In the material below, begin at the line that has "candle-body (499, 232, 502, 251)" and stop after the line that has "candle-body (724, 101, 727, 162)". Rewrite only those lines, changing each "macd-bar" to "histogram-bar" and leaving everything else the same.

# # # # # # #

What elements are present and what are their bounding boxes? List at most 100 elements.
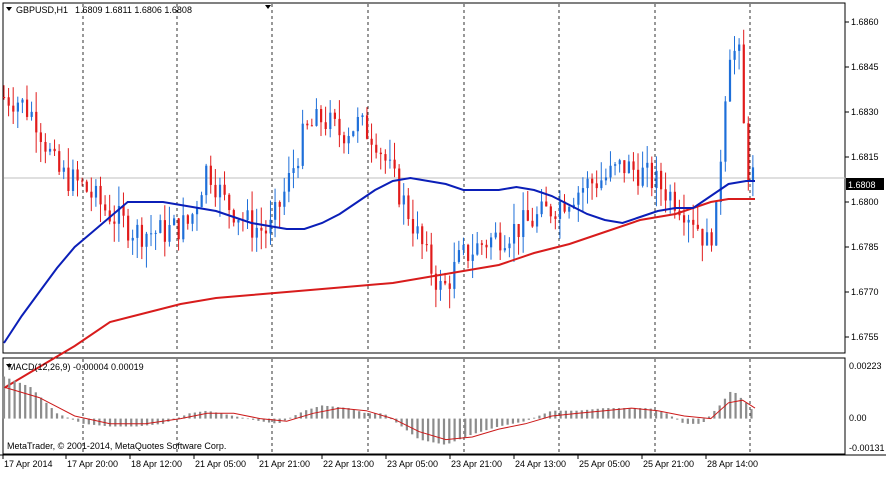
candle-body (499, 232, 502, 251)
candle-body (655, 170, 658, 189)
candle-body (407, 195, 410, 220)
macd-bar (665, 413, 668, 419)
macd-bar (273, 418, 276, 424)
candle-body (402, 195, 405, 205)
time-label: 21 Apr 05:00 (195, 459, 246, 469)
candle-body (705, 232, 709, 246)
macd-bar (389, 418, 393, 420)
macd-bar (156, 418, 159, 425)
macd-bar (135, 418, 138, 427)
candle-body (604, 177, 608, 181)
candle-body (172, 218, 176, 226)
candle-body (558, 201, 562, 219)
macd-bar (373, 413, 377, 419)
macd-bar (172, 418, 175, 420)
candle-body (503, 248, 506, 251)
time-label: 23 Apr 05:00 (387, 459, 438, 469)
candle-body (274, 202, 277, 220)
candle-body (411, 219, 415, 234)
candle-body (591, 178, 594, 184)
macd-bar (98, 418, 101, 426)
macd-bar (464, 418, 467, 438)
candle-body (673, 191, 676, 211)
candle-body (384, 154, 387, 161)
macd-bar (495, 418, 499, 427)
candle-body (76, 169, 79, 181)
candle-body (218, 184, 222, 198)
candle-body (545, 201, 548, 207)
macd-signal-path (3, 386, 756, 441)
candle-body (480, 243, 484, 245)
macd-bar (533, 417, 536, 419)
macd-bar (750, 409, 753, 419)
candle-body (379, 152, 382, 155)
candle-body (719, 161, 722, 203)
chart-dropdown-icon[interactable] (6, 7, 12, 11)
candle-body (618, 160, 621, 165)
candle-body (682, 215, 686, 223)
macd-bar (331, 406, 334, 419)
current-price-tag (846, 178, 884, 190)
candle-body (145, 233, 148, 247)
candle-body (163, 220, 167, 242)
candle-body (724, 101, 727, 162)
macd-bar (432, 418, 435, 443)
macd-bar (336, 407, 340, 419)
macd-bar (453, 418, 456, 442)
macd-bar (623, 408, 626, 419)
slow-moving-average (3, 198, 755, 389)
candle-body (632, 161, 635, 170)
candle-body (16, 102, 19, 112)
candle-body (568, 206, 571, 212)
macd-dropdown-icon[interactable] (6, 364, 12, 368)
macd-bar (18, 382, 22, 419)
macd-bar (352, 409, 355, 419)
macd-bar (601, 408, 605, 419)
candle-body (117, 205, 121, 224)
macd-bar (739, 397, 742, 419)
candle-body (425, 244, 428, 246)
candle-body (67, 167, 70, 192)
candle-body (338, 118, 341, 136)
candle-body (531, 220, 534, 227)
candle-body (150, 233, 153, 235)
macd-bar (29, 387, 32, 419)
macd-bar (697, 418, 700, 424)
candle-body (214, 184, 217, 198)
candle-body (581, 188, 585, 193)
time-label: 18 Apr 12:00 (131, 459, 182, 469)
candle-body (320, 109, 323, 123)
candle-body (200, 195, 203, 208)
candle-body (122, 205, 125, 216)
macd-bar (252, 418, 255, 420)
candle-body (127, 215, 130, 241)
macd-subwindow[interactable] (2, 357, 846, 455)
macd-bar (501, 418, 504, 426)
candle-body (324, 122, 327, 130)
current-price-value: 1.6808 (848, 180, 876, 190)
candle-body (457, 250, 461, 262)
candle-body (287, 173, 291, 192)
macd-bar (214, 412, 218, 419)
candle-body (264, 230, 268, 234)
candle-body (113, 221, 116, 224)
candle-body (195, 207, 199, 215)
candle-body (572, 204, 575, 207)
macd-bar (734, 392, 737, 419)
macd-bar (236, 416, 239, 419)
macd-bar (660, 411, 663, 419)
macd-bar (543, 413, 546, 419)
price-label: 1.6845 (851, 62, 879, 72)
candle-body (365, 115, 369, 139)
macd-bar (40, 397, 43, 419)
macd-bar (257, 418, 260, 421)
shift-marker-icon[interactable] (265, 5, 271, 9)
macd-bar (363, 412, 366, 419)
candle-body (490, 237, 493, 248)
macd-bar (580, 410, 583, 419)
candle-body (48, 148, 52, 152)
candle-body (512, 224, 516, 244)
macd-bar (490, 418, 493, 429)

# # # # # # #

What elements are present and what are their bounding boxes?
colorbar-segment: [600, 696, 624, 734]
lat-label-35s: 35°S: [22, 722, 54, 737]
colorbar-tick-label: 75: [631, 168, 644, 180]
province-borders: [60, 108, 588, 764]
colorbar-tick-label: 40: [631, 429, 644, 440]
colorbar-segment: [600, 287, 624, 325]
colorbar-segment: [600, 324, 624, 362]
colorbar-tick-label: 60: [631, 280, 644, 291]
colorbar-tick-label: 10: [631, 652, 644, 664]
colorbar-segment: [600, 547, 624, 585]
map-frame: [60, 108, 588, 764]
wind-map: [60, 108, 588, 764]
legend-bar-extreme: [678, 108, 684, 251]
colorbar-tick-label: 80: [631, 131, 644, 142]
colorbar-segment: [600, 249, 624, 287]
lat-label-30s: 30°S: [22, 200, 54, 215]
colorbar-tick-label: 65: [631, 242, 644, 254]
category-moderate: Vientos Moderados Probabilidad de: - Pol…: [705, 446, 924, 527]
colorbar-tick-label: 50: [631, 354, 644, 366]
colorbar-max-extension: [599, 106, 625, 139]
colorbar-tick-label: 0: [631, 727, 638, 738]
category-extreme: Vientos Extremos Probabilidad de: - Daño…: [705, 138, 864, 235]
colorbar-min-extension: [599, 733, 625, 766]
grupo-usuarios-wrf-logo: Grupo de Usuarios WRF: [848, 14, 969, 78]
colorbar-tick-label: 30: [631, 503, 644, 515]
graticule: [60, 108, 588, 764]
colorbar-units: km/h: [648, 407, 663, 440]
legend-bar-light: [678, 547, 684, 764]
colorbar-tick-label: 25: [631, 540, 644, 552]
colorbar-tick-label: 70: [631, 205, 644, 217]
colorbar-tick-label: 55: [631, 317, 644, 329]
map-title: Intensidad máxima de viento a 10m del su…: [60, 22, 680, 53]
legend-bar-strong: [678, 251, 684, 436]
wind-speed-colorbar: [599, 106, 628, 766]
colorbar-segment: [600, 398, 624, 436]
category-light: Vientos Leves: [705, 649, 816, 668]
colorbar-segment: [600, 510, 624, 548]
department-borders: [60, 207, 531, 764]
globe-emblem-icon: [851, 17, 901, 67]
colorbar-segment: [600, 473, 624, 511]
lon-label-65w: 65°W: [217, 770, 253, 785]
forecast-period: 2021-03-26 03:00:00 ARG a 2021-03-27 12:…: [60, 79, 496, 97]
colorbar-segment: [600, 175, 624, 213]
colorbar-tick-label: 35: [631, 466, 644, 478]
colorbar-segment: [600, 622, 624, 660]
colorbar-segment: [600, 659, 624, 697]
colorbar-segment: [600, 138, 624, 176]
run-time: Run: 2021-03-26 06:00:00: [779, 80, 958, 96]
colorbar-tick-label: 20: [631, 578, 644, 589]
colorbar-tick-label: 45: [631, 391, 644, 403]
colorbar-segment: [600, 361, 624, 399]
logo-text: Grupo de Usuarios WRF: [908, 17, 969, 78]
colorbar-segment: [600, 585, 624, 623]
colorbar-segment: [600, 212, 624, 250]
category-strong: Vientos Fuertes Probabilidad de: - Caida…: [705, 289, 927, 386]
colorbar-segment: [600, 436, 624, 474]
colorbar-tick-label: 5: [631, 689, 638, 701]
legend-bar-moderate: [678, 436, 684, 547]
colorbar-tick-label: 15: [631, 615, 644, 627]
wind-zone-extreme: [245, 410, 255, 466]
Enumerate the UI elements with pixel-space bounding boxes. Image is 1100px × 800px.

# # # # # # #

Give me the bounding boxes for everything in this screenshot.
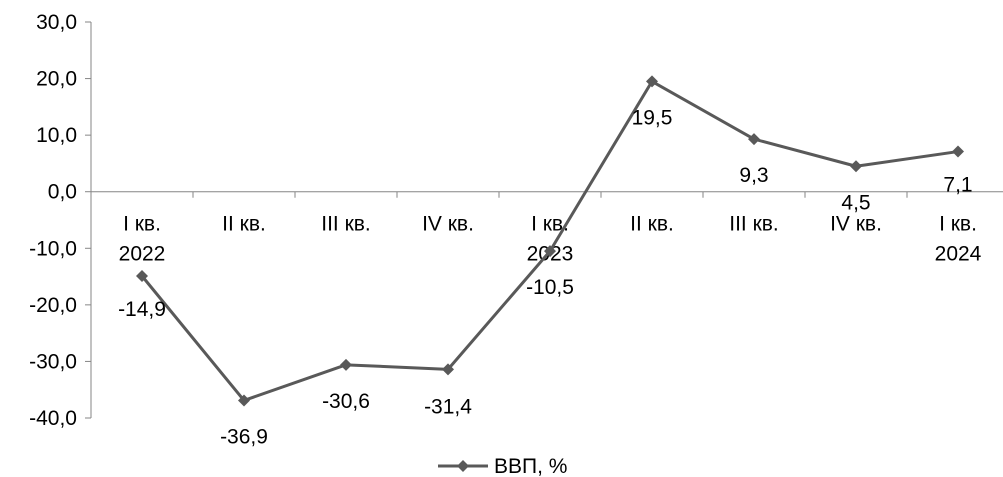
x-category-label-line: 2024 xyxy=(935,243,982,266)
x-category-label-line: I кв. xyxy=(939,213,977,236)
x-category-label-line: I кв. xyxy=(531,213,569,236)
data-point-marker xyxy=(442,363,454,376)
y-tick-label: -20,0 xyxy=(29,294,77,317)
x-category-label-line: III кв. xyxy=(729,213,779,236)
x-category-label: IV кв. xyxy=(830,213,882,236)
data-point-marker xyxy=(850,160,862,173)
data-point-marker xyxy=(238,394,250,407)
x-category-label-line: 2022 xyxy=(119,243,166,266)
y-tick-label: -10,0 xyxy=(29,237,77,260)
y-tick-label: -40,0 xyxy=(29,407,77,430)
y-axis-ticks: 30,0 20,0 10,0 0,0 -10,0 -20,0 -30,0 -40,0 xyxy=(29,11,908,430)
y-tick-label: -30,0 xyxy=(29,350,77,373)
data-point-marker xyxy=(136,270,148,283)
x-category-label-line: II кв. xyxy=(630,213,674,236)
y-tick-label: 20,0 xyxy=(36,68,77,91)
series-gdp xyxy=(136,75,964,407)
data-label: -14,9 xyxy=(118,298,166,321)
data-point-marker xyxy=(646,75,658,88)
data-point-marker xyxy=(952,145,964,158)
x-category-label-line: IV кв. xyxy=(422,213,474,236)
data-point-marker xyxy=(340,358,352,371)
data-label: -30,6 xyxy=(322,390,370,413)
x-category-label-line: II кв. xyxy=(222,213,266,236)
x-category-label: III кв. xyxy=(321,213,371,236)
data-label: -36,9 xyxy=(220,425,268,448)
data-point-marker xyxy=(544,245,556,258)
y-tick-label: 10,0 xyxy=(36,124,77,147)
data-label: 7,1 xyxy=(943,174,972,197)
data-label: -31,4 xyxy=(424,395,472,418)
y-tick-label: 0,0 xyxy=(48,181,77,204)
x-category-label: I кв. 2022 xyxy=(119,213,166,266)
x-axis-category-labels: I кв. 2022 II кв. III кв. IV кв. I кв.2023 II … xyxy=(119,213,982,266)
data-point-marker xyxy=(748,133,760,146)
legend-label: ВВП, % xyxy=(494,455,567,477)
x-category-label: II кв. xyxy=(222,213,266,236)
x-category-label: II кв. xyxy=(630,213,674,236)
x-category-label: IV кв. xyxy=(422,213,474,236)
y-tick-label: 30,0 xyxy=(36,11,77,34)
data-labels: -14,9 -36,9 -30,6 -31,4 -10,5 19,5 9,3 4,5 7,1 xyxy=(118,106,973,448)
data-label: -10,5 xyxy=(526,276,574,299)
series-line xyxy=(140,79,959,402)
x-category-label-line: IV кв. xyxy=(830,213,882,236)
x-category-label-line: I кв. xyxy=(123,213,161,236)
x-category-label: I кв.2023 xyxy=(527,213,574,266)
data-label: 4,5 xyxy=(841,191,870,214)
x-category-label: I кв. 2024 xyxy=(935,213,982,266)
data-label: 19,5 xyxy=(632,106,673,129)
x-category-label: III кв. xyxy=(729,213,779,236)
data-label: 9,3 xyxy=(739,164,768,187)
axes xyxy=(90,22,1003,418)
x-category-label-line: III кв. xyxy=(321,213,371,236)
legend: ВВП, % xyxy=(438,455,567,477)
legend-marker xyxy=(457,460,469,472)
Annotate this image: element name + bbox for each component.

# # # # # # #

_Correct response_
candle-body (499, 232, 502, 251)
candle-body (655, 170, 658, 189)
candle-body (407, 195, 410, 220)
histogram-bar (665, 413, 668, 419)
histogram-bar (273, 418, 276, 424)
candle-body (402, 195, 405, 205)
time-label: 21 Apr 05:00 (195, 459, 246, 469)
candle-body (705, 232, 709, 246)
histogram-bar (389, 418, 393, 420)
histogram-bar (156, 418, 159, 425)
histogram-bar (135, 418, 138, 427)
candle-body (604, 177, 608, 181)
candle-body (172, 218, 176, 226)
candle-body (558, 201, 562, 219)
histogram-bar (373, 413, 377, 419)
histogram-bar (172, 418, 175, 420)
candle-body (503, 248, 506, 251)
time-label: 23 Apr 05:00 (387, 459, 438, 469)
candle-body (274, 202, 277, 220)
candle-body (411, 219, 415, 234)
candle-body (591, 178, 594, 184)
histogram-bar (98, 418, 101, 426)
histogram-bar (464, 418, 467, 438)
candle-body (673, 191, 676, 211)
candle-body (384, 154, 387, 161)
histogram-bar (495, 418, 499, 427)
candle-body (76, 169, 79, 181)
candle-body (218, 184, 222, 198)
candle-body (545, 201, 548, 207)
macd-signal-path (3, 386, 756, 441)
candle-body (480, 243, 484, 245)
histogram-bar (533, 417, 536, 419)
histogram-bar (750, 409, 753, 419)
candle-body (379, 152, 382, 155)
candle-body (719, 161, 722, 203)
chart-dropdown-icon[interactable] (6, 7, 12, 11)
candle-body (618, 160, 621, 165)
candle-body (682, 215, 686, 223)
histogram-bar (331, 406, 334, 419)
current-price-tag (846, 178, 884, 190)
candle-body (145, 233, 148, 247)
candle-body (163, 220, 167, 242)
candle-body (724, 101, 727, 162)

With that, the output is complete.